**Given problem**.
Copy each line below exactly and leave the pictures out.

**Dataset rows**.
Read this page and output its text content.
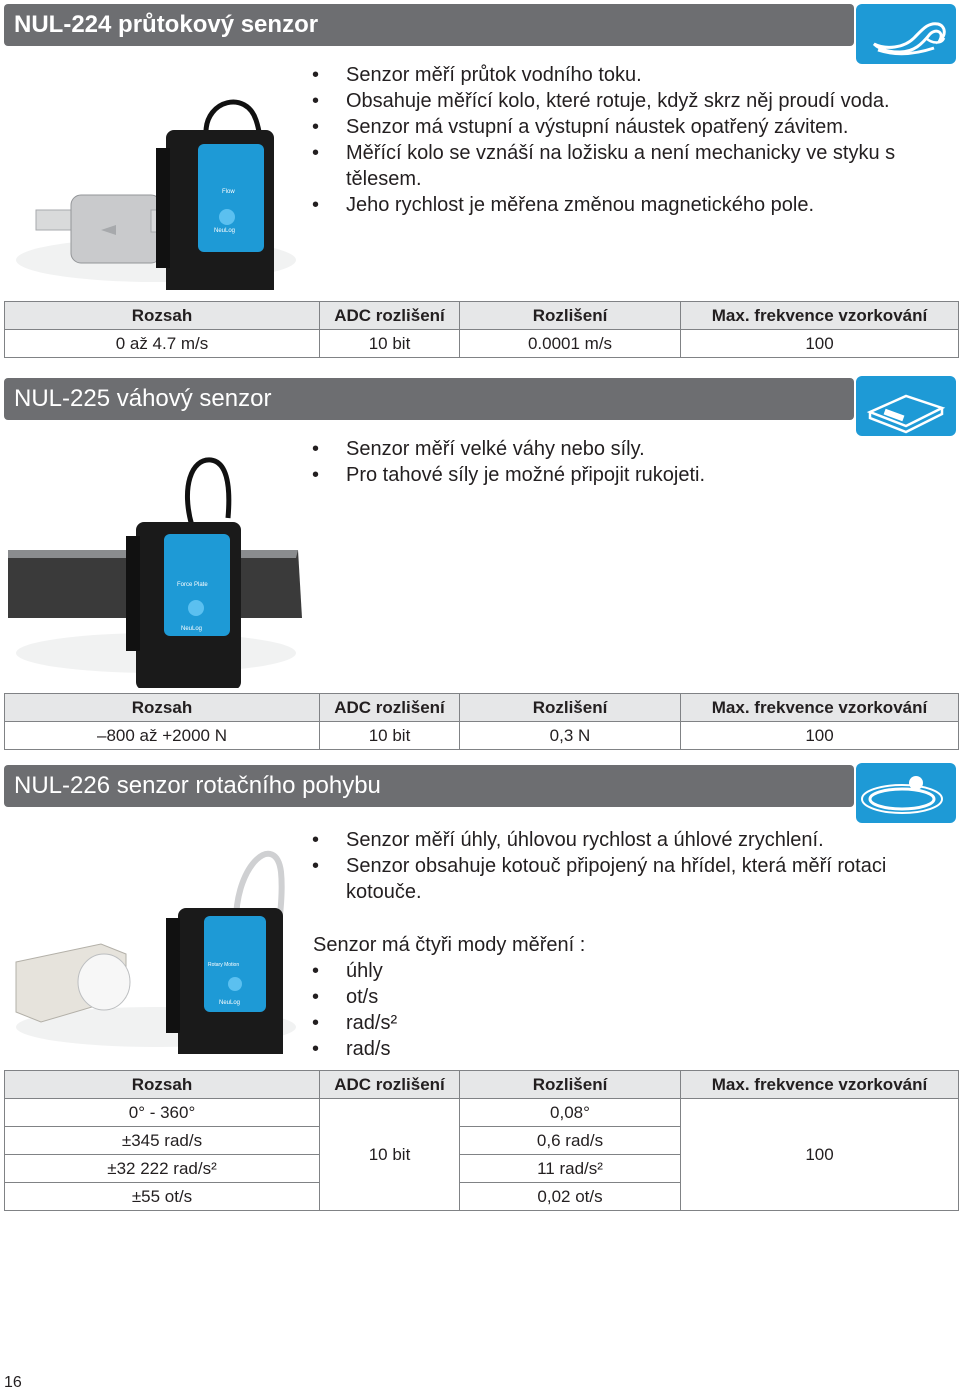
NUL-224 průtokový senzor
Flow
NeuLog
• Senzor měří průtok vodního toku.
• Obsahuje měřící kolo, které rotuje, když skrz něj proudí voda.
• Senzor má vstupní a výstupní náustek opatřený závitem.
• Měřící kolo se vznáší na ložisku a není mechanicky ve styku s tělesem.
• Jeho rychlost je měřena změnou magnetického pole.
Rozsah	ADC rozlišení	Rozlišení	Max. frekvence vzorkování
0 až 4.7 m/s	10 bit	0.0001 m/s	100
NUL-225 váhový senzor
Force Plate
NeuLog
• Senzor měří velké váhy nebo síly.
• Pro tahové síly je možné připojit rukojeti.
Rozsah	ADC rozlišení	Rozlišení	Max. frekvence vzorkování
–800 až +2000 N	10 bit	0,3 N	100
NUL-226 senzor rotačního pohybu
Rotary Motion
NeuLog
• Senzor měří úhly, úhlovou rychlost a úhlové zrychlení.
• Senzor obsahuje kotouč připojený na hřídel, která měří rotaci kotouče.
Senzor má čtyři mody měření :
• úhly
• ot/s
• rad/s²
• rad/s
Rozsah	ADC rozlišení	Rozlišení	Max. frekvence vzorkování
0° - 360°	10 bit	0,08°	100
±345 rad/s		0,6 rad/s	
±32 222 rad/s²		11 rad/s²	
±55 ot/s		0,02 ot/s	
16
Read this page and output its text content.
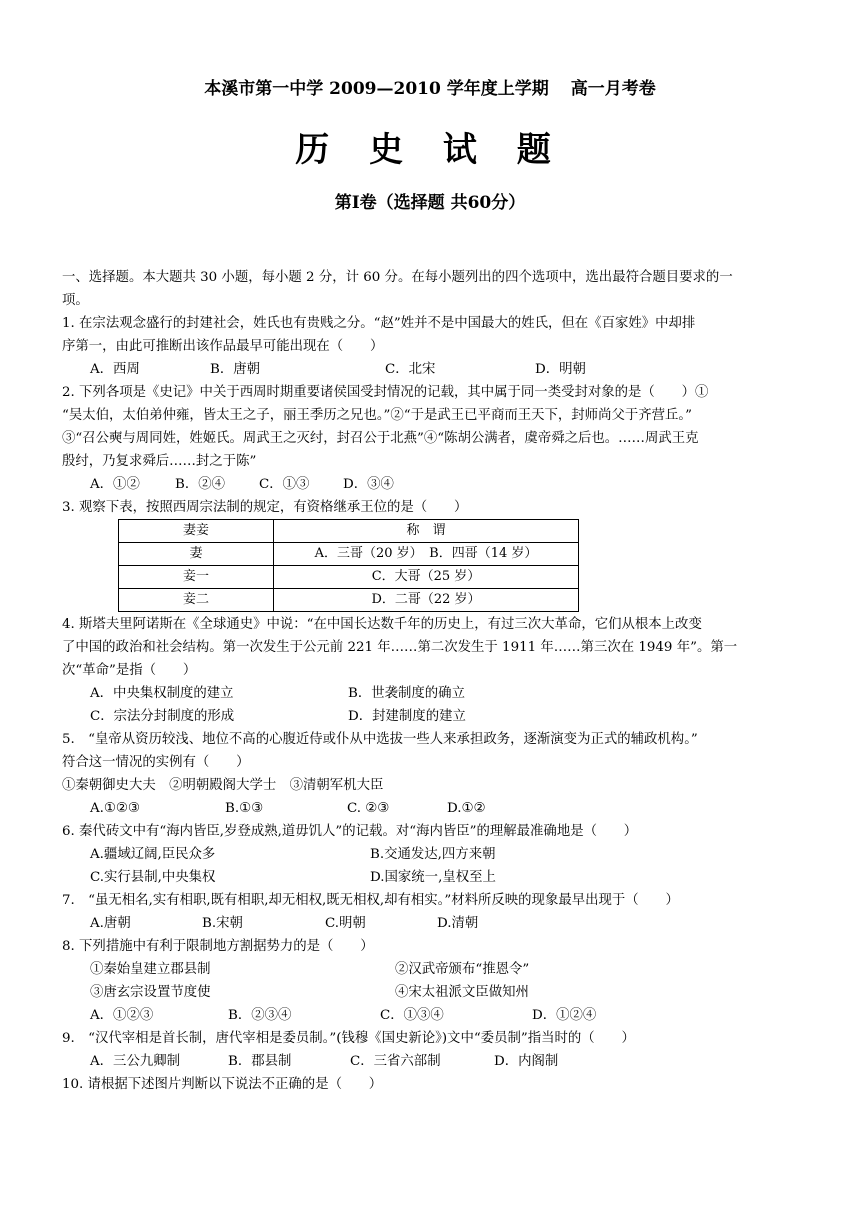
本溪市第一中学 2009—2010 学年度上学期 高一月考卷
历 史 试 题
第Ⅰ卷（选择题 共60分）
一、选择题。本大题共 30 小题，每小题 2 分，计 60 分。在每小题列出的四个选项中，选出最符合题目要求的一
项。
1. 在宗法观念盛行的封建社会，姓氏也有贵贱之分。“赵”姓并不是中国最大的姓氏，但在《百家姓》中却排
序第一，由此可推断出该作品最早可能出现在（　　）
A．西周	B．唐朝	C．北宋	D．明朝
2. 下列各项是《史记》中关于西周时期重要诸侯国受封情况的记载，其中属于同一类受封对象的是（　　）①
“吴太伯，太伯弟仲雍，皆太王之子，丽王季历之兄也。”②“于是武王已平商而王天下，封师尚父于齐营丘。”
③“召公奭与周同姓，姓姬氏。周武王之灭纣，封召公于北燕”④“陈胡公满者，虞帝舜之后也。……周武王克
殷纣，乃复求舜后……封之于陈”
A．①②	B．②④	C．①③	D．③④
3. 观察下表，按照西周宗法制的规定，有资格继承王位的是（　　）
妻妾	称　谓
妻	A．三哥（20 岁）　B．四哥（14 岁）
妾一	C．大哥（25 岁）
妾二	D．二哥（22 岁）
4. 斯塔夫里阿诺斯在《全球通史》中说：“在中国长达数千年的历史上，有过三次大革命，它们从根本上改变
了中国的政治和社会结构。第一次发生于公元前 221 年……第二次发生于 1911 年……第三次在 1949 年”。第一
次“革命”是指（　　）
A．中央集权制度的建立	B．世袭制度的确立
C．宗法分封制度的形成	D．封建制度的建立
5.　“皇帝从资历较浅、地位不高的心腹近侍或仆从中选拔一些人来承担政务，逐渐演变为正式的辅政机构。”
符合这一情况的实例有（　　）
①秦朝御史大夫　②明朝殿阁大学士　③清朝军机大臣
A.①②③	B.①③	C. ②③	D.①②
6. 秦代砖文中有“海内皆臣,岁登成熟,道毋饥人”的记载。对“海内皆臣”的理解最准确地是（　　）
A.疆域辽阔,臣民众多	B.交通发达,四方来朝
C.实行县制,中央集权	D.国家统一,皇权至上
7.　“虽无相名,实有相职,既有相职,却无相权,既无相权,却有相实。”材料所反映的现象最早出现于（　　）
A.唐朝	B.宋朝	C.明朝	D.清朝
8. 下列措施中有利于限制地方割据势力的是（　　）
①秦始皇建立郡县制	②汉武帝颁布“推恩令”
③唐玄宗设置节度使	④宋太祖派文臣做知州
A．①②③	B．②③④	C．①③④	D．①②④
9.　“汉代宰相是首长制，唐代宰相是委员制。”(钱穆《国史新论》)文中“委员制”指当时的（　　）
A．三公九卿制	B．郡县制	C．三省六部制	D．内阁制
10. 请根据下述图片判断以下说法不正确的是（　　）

**Response to the exercise**.
Read this page and output its text content.
NUL-224 průtokový senzor
Flow
NeuLog
• Senzor měří průtok vodního toku.
• Obsahuje měřící kolo, které rotuje, když skrz něj proudí voda.
• Senzor má vstupní a výstupní náustek opatřený závitem.
• Měřící kolo se vznáší na ložisku a není mechanicky ve styku s tělesem.
• Jeho rychlost je měřena změnou magnetického pole.
Rozsah	ADC rozlišení	Rozlišení	Max. frekvence vzorkování
0 až 4.7 m/s	10 bit	0.0001 m/s	100
NUL-225 váhový senzor
Force Plate
NeuLog
• Senzor měří velké váhy nebo síly.
• Pro tahové síly je možné připojit rukojeti.
Rozsah	ADC rozlišení	Rozlišení	Max. frekvence vzorkování
–800 až +2000 N	10 bit	0,3 N	100
NUL-226 senzor rotačního pohybu
Rotary Motion
NeuLog
• Senzor měří úhly, úhlovou rychlost a úhlové zrychlení.
• Senzor obsahuje kotouč připojený na hřídel, která měří rotaci kotouče.
Senzor má čtyři mody měření :
• úhly
• ot/s
• rad/s²
• rad/s
Rozsah	ADC rozlišení	Rozlišení	Max. frekvence vzorkování
0° - 360°	10 bit	0,08°	100
±345 rad/s		0,6 rad/s	
±32 222 rad/s²		11 rad/s²	
±55 ot/s		0,02 ot/s	
16
Read this page and output its text content.
本溪市第一中学 2009—2010 学年度上学期 高一月考卷
历 史 试 题
第Ⅰ卷（选择题 共60分）
一、选择题。本大题共 30 小题，每小题 2 分，计 60 分。在每小题列出的四个选项中，选出最符合题目要求的一
项。
1. 在宗法观念盛行的封建社会，姓氏也有贵贱之分。“赵”姓并不是中国最大的姓氏，但在《百家姓》中却排
序第一，由此可推断出该作品最早可能出现在（　　）
A．西周	B．唐朝	C．北宋	D．明朝
2. 下列各项是《史记》中关于西周时期重要诸侯国受封情况的记载，其中属于同一类受封对象的是（　　）①
“吴太伯，太伯弟仲雍，皆太王之子，丽王季历之兄也。”②“于是武王已平商而王天下，封师尚父于齐营丘。”
③“召公奭与周同姓，姓姬氏。周武王之灭纣，封召公于北燕”④“陈胡公满者，虞帝舜之后也。……周武王克
殷纣，乃复求舜后……封之于陈”
A．①②	B．②④	C．①③	D．③④
3. 观察下表，按照西周宗法制的规定，有资格继承王位的是（　　）
妻妾	称　谓
妻	A．三哥（20 岁）　B．四哥（14 岁）
妾一	C．大哥（25 岁）
妾二	D．二哥（22 岁）
4. 斯塔夫里阿诺斯在《全球通史》中说：“在中国长达数千年的历史上，有过三次大革命，它们从根本上改变
了中国的政治和社会结构。第一次发生于公元前 221 年……第二次发生于 1911 年……第三次在 1949 年”。第一
次“革命”是指（　　）
A．中央集权制度的建立	B．世袭制度的确立
C．宗法分封制度的形成	D．封建制度的建立
5.　“皇帝从资历较浅、地位不高的心腹近侍或仆从中选拔一些人来承担政务，逐渐演变为正式的辅政机构。”
符合这一情况的实例有（　　）
①秦朝御史大夫　②明朝殿阁大学士　③清朝军机大臣
A.①②③	B.①③	C. ②③	D.①②
6. 秦代砖文中有“海内皆臣,岁登成熟,道毋饥人”的记载。对“海内皆臣”的理解最准确地是（　　）
A.疆域辽阔,臣民众多	B.交通发达,四方来朝
C.实行县制,中央集权	D.国家统一,皇权至上
7.　“虽无相名,实有相职,既有相职,却无相权,既无相权,却有相实。”材料所反映的现象最早出现于（　　）
A.唐朝	B.宋朝	C.明朝	D.清朝
8. 下列措施中有利于限制地方割据势力的是（　　）
①秦始皇建立郡县制	②汉武帝颁布“推恩令”
③唐玄宗设置节度使	④宋太祖派文臣做知州
A．①②③	B．②③④	C．①③④	D．①②④
9.　“汉代宰相是首长制，唐代宰相是委员制。”(钱穆《国史新论》)文中“委员制”指当时的（　　）
A．三公九卿制	B．郡县制	C．三省六部制	D．内阁制
10. 请根据下述图片判断以下说法不正确的是（　　）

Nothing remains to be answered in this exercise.